TASK TO COMPLETE: Restate the full listing word for word and leave the pictures out.

Dataset items:
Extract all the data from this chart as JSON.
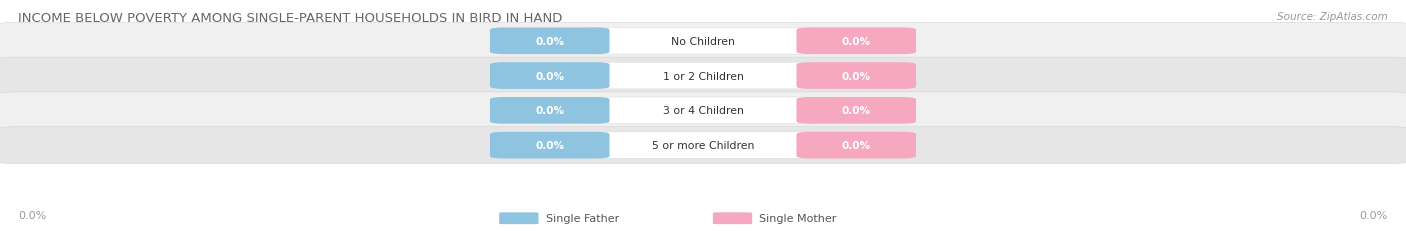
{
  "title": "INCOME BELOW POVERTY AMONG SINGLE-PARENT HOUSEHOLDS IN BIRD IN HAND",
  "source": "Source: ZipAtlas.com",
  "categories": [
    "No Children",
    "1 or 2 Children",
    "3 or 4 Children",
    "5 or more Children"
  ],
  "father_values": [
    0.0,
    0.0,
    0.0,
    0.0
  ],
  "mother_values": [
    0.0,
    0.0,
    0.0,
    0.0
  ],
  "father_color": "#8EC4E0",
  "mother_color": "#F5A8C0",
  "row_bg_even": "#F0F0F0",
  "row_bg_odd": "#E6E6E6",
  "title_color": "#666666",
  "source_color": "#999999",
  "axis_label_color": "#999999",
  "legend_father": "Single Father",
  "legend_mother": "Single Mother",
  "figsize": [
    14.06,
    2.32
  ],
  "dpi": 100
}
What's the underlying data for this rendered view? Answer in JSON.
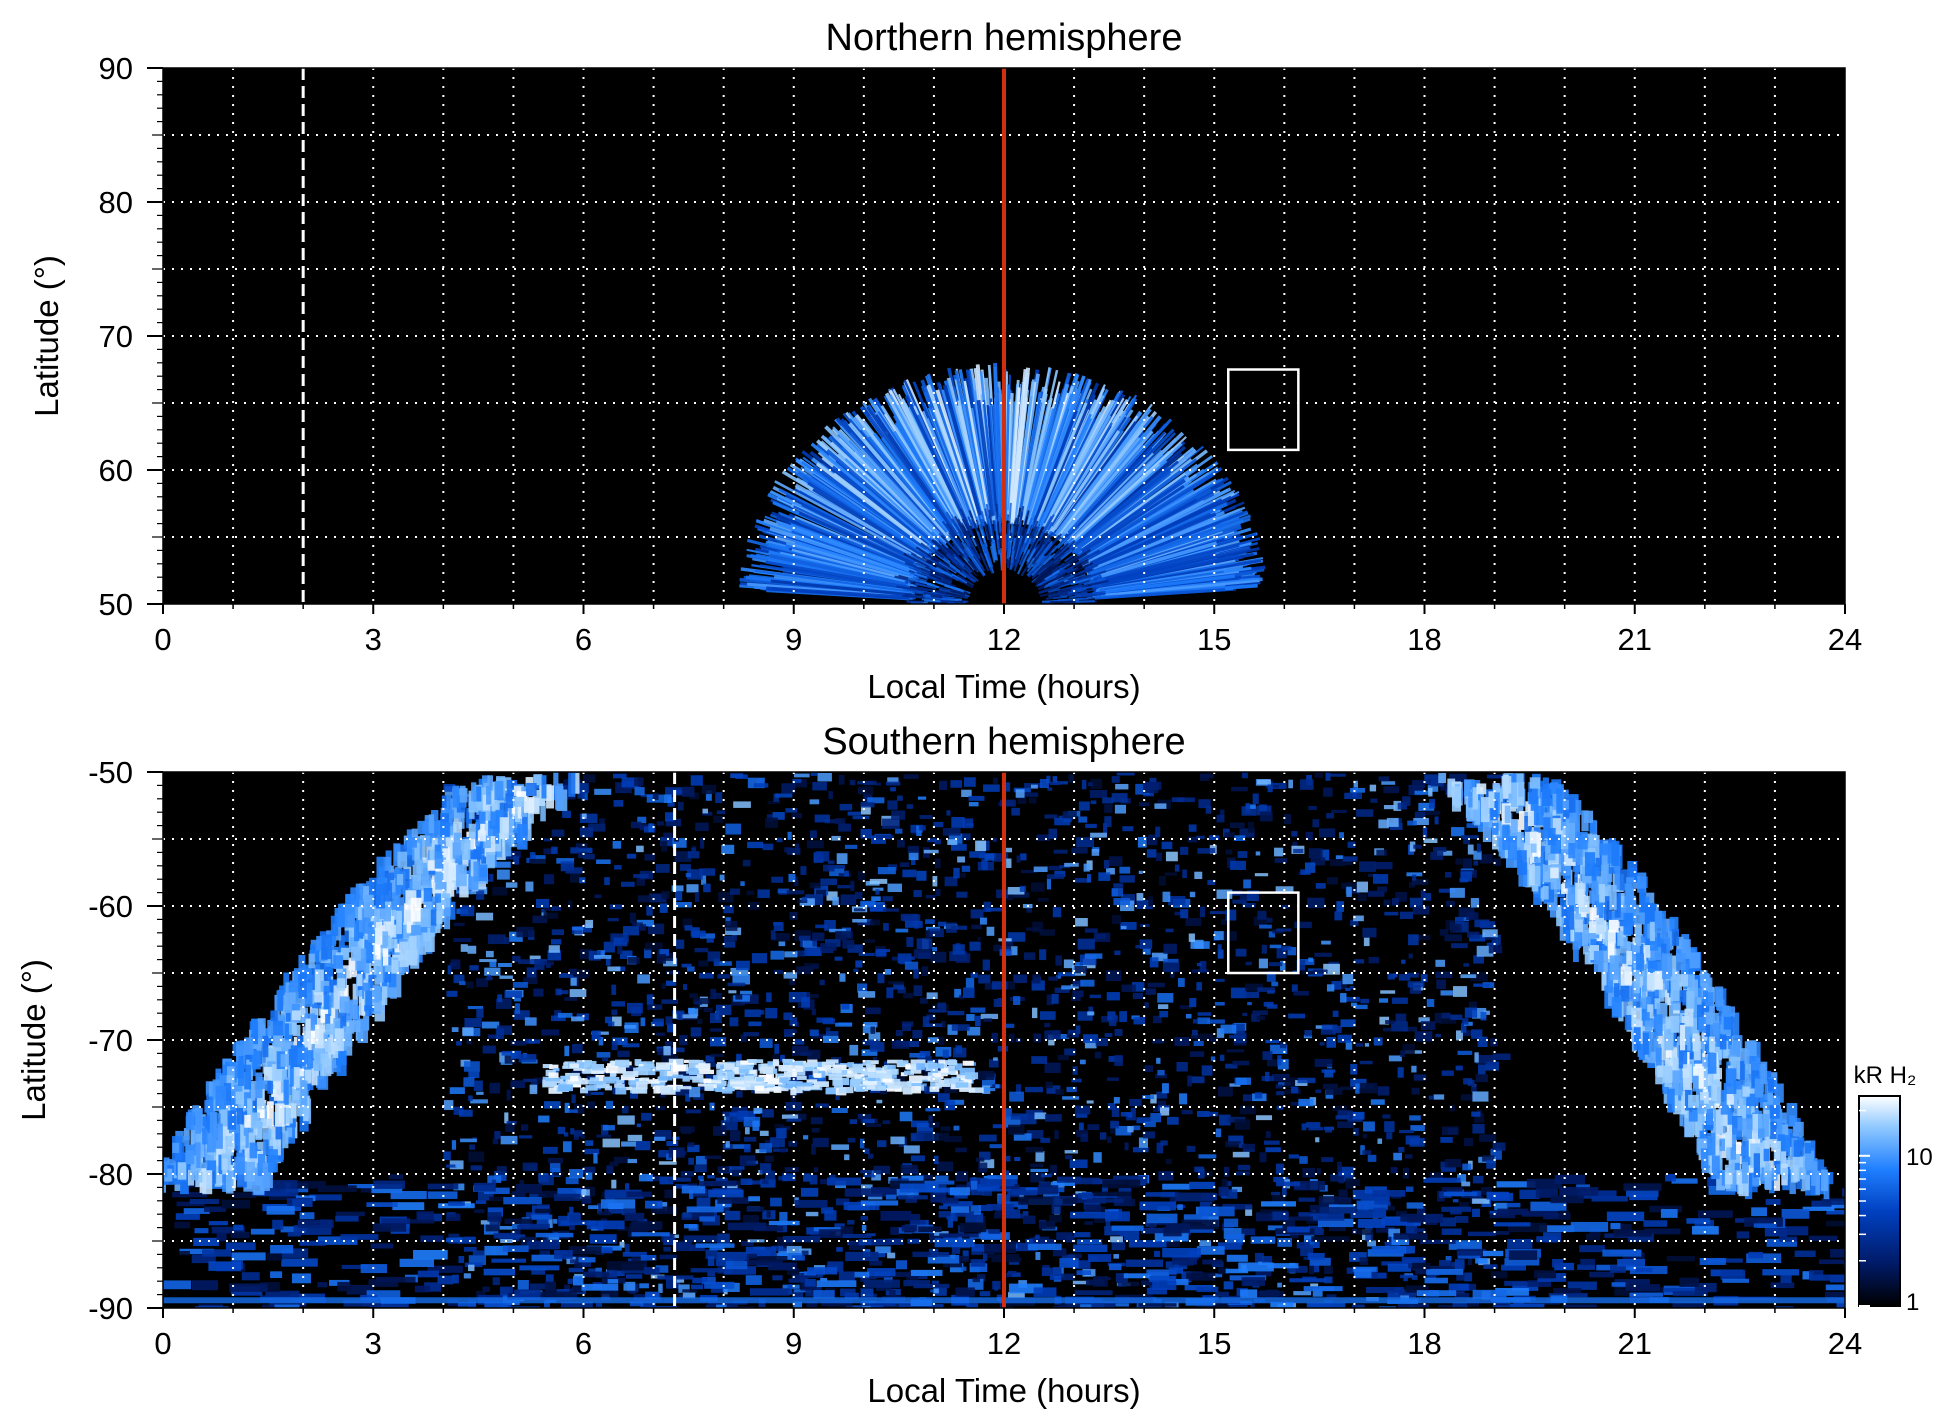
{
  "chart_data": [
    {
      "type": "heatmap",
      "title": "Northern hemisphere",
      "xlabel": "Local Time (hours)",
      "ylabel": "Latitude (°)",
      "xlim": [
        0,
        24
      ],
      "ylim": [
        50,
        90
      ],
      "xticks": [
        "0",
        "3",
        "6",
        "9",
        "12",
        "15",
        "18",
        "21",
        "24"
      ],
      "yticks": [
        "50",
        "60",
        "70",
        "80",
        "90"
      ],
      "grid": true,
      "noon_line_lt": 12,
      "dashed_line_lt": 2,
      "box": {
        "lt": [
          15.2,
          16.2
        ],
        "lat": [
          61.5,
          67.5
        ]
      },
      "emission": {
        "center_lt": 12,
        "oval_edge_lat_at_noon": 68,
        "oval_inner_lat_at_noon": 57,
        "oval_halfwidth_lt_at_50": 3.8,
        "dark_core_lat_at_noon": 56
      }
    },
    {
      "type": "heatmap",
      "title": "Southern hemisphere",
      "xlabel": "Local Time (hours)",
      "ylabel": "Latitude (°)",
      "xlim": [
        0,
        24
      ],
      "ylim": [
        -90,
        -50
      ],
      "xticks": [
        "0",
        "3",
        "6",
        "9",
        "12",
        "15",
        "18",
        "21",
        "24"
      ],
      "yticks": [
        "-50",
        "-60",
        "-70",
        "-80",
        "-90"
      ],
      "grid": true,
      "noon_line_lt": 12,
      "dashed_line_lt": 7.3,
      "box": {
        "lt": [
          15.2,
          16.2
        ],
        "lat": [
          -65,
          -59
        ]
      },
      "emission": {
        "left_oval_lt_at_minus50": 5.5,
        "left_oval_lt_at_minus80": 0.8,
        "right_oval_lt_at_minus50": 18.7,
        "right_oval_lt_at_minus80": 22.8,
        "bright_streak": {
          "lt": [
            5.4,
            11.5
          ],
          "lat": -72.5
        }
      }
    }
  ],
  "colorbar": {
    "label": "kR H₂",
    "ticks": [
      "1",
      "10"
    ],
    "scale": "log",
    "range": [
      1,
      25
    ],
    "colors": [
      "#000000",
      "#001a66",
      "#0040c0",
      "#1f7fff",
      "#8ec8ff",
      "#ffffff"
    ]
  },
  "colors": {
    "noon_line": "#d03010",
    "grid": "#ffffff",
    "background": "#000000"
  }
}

RESPONSE FOR THIS EXERCISE:
Extract all the data from this chart as JSON.
{
  "title": "INCOME BELOW POVERTY AMONG SINGLE-PARENT HOUSEHOLDS IN BIRD IN HAND",
  "source": "Source: ZipAtlas.com",
  "categories": [
    "No Children",
    "1 or 2 Children",
    "3 or 4 Children",
    "5 or more Children"
  ],
  "father_values": [
    0.0,
    0.0,
    0.0,
    0.0
  ],
  "mother_values": [
    0.0,
    0.0,
    0.0,
    0.0
  ],
  "father_color": "#8EC4E0",
  "mother_color": "#F5A8C0",
  "row_bg_even": "#F0F0F0",
  "row_bg_odd": "#E6E6E6",
  "title_color": "#666666",
  "source_color": "#999999",
  "axis_label_color": "#999999",
  "legend_father": "Single Father",
  "legend_mother": "Single Mother",
  "figsize": [
    14.06,
    2.32
  ],
  "dpi": 100
}
What's the underlying data for this rendered view? Answer in JSON.
{
  "chart_data": [
    {
      "type": "heatmap",
      "title": "Northern hemisphere",
      "xlabel": "Local Time (hours)",
      "ylabel": "Latitude (°)",
      "xlim": [
        0,
        24
      ],
      "ylim": [
        50,
        90
      ],
      "xticks": [
        "0",
        "3",
        "6",
        "9",
        "12",
        "15",
        "18",
        "21",
        "24"
      ],
      "yticks": [
        "50",
        "60",
        "70",
        "80",
        "90"
      ],
      "grid": true,
      "noon_line_lt": 12,
      "dashed_line_lt": 2,
      "box": {
        "lt": [
          15.2,
          16.2
        ],
        "lat": [
          61.5,
          67.5
        ]
      },
      "emission": {
        "center_lt": 12,
        "oval_edge_lat_at_noon": 68,
        "oval_inner_lat_at_noon": 57,
        "oval_halfwidth_lt_at_50": 3.8,
        "dark_core_lat_at_noon": 56
      }
    },
    {
      "type": "heatmap",
      "title": "Southern hemisphere",
      "xlabel": "Local Time (hours)",
      "ylabel": "Latitude (°)",
      "xlim": [
        0,
        24
      ],
      "ylim": [
        -90,
        -50
      ],
      "xticks": [
        "0",
        "3",
        "6",
        "9",
        "12",
        "15",
        "18",
        "21",
        "24"
      ],
      "yticks": [
        "-50",
        "-60",
        "-70",
        "-80",
        "-90"
      ],
      "grid": true,
      "noon_line_lt": 12,
      "dashed_line_lt": 7.3,
      "box": {
        "lt": [
          15.2,
          16.2
        ],
        "lat": [
          -65,
          -59
        ]
      },
      "emission": {
        "left_oval_lt_at_minus50": 5.5,
        "left_oval_lt_at_minus80": 0.8,
        "right_oval_lt_at_minus50": 18.7,
        "right_oval_lt_at_minus80": 22.8,
        "bright_streak": {
          "lt": [
            5.4,
            11.5
          ],
          "lat": -72.5
        }
      }
    }
  ],
  "colorbar": {
    "label": "kR H₂",
    "ticks": [
      "1",
      "10"
    ],
    "scale": "log",
    "range": [
      1,
      25
    ],
    "colors": [
      "#000000",
      "#001a66",
      "#0040c0",
      "#1f7fff",
      "#8ec8ff",
      "#ffffff"
    ]
  },
  "colors": {
    "noon_line": "#d03010",
    "grid": "#ffffff",
    "background": "#000000"
  }
}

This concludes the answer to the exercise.